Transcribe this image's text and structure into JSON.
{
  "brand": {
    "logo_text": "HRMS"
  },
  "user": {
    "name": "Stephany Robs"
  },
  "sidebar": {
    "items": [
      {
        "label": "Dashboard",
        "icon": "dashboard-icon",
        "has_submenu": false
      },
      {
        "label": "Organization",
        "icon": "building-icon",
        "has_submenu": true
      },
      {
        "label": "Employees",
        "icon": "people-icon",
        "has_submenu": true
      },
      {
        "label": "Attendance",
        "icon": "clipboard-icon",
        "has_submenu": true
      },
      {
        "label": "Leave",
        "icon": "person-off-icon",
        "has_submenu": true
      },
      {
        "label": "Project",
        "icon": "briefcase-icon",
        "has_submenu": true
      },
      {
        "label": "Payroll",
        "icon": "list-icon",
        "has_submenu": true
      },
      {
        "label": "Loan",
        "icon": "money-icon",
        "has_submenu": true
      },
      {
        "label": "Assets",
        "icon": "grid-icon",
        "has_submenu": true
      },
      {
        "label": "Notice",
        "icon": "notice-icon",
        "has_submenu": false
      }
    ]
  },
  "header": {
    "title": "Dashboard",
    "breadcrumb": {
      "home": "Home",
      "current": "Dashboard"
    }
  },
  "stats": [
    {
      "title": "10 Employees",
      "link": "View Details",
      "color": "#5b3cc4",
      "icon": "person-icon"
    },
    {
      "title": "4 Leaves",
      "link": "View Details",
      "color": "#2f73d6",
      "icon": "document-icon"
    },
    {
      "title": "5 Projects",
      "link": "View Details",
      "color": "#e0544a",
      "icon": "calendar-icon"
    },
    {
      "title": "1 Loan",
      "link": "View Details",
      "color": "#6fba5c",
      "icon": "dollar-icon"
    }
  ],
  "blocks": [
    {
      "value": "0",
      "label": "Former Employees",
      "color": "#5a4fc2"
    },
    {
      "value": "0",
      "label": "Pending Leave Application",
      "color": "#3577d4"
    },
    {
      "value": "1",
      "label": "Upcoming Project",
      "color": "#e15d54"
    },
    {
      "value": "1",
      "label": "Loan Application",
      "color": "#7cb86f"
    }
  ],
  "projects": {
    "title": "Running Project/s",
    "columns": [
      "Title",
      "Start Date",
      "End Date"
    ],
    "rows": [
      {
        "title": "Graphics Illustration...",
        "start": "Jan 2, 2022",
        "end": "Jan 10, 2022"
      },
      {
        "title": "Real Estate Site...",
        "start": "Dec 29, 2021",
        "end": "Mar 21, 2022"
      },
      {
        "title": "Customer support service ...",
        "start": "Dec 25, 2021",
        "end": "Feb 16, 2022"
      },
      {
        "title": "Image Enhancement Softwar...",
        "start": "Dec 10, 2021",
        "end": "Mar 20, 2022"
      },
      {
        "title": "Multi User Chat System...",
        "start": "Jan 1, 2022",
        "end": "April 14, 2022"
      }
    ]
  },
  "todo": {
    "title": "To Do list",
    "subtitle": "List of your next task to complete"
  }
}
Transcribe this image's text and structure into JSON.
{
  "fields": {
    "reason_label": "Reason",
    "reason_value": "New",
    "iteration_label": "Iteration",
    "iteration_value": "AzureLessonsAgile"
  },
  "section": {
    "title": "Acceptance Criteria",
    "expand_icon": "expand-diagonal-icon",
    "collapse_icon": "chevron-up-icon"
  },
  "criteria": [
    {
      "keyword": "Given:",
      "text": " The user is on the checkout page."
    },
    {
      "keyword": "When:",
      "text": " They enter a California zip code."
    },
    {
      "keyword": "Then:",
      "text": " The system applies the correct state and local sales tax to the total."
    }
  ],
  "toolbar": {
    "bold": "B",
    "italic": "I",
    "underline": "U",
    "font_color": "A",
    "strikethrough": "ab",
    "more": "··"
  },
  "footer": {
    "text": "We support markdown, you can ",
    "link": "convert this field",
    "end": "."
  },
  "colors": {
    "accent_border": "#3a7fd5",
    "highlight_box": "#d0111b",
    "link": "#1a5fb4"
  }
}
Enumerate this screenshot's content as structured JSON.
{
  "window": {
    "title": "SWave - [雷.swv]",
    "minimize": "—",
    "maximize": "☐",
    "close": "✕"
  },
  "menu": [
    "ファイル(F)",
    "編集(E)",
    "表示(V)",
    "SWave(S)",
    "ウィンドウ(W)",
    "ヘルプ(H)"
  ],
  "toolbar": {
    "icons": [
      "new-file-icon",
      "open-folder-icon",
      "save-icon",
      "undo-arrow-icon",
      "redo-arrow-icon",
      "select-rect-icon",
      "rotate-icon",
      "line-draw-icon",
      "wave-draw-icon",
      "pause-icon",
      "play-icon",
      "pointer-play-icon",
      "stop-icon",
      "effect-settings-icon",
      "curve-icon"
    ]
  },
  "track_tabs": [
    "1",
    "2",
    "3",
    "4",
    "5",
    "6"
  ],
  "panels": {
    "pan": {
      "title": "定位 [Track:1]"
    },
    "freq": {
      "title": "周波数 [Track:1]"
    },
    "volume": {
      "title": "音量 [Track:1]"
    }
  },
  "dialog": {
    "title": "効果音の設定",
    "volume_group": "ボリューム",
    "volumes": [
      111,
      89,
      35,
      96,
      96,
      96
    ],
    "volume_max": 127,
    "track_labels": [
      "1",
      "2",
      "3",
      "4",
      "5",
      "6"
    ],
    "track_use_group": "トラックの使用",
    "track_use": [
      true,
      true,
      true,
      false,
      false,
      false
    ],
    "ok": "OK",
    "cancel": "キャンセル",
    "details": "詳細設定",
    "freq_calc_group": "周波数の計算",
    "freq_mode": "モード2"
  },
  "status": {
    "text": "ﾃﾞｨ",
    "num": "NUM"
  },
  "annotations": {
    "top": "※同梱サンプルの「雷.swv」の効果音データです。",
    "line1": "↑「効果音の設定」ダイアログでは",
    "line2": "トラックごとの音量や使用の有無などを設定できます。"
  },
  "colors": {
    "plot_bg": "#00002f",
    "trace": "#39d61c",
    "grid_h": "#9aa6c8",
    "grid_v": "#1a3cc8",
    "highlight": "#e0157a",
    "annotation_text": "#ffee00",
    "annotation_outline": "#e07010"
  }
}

※ ※ ※

Scan the listing above and identify each line holding the string "support"; copy every such line.

» FULL SOLUTION
        "title": "Customer support service ...",
    "text": "We support markdown, you can ",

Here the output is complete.